Exercise directions = Find the word "Scores" in the material below and gather every line that contains it.

- - - - - - -

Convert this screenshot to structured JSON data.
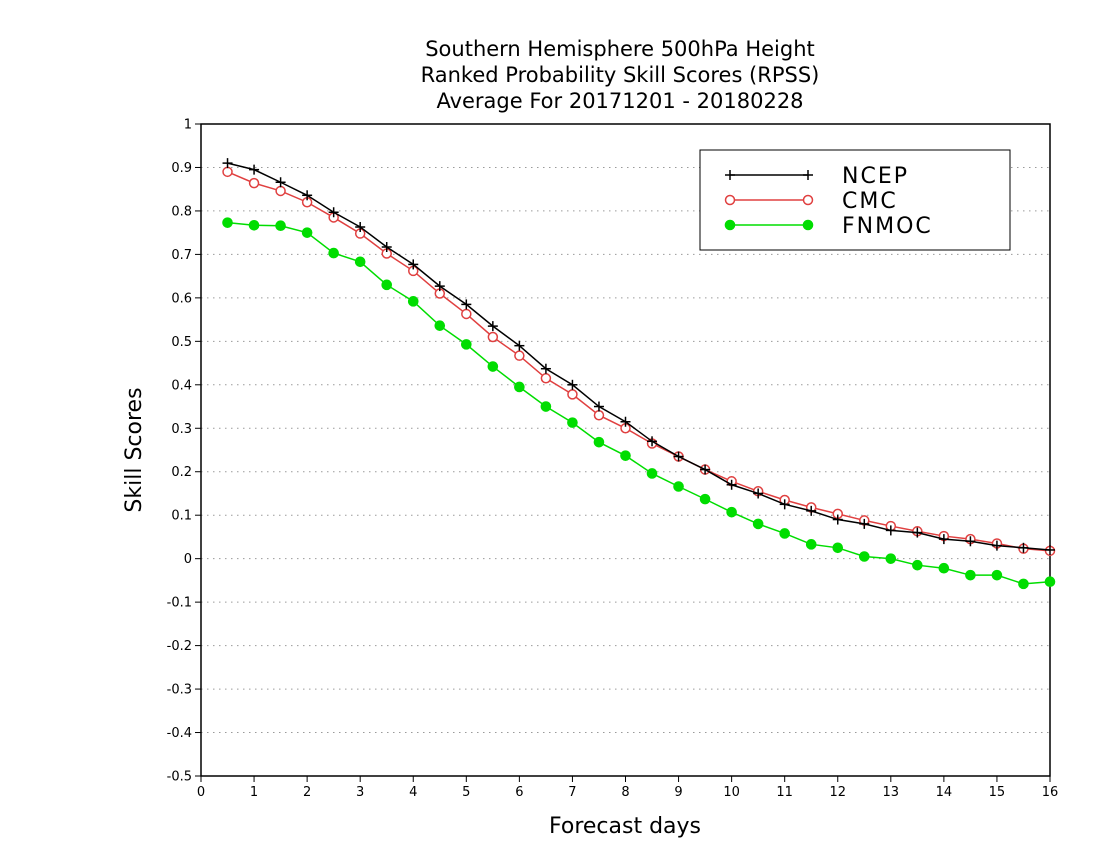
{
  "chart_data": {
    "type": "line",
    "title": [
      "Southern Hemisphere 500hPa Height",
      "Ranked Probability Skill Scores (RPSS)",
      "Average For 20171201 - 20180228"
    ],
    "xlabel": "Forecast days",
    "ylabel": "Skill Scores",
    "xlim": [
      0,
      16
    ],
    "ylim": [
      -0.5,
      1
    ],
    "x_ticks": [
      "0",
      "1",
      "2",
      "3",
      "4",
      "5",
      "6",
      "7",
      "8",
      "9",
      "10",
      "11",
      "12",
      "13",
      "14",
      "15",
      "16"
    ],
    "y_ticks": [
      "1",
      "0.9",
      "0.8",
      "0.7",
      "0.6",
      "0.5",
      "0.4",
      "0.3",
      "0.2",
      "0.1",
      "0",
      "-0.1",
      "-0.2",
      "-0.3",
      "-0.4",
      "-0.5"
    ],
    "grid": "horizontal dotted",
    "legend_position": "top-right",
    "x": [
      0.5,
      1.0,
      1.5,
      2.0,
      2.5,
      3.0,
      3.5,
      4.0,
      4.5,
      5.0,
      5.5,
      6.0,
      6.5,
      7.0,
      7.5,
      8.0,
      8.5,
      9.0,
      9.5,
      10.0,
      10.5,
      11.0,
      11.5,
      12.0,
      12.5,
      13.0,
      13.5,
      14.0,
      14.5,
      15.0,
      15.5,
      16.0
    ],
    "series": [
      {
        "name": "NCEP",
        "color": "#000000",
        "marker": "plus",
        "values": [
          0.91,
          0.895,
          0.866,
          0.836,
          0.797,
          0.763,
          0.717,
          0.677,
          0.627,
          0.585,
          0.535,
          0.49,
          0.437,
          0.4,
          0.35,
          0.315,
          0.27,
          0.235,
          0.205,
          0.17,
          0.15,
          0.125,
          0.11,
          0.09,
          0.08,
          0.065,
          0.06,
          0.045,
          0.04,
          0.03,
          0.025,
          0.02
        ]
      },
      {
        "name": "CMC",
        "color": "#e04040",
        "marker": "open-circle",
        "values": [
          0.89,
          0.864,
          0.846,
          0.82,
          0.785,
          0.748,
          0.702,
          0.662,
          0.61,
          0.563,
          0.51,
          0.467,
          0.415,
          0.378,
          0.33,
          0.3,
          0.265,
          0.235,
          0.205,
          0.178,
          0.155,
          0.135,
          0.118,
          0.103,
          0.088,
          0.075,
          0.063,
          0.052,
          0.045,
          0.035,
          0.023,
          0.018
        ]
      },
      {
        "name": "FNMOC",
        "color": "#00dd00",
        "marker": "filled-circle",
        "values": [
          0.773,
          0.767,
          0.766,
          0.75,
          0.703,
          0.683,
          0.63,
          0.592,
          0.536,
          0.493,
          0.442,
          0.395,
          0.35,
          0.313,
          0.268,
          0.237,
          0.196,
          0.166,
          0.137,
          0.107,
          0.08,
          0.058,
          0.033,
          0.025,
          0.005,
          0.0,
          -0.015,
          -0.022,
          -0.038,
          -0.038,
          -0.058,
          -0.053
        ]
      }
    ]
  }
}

- - - - - - -

Exercise output =
      "Ranked Probability Skill Scores (RPSS)",
    "ylabel": "Skill Scores",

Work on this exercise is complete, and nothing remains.